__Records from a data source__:
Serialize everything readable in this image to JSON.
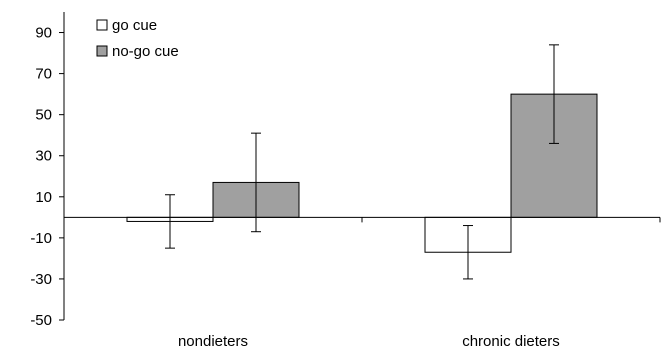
{
  "chart_data": {
    "type": "bar",
    "categories": [
      "nondieters",
      "chronic dieters"
    ],
    "series": [
      {
        "name": "go cue",
        "values": [
          -2,
          -17
        ],
        "error": [
          13,
          13
        ],
        "fill": "#ffffff"
      },
      {
        "name": "no-go cue",
        "values": [
          17,
          60
        ],
        "error": [
          24,
          24
        ],
        "fill": "#a0a0a0"
      }
    ],
    "yticks": [
      90,
      70,
      50,
      30,
      10,
      -10,
      -30,
      -50
    ],
    "ylim": [
      -50,
      100
    ],
    "title": "",
    "xlabel": "",
    "ylabel": "",
    "grid": false,
    "legend_position": "top-left"
  }
}
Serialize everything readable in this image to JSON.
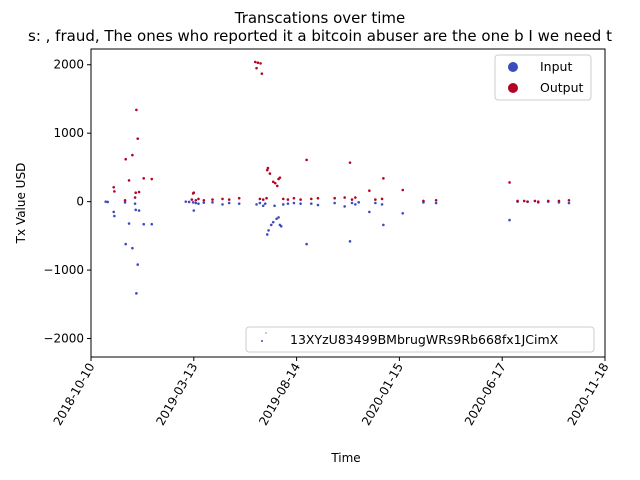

__GIVEN EXERCISE__: Reproduce the full listing faithfully, but do not carry over any pictures.

__EXPECTED ANSWER__:
Serialize everything readable in this image to JSON.
{
  "chart_data": {
    "type": "bar",
    "categories": [
      "nondieters",
      "chronic dieters"
    ],
    "series": [
      {
        "name": "go cue",
        "values": [
          -2,
          -17
        ],
        "error": [
          13,
          13
        ],
        "fill": "#ffffff"
      },
      {
        "name": "no-go cue",
        "values": [
          17,
          60
        ],
        "error": [
          24,
          24
        ],
        "fill": "#a0a0a0"
      }
    ],
    "yticks": [
      90,
      70,
      50,
      30,
      10,
      -10,
      -30,
      -50
    ],
    "ylim": [
      -50,
      100
    ],
    "title": "",
    "xlabel": "",
    "ylabel": "",
    "grid": false,
    "legend_position": "top-left"
  }
}
Serialize everything readable in this image to JSON.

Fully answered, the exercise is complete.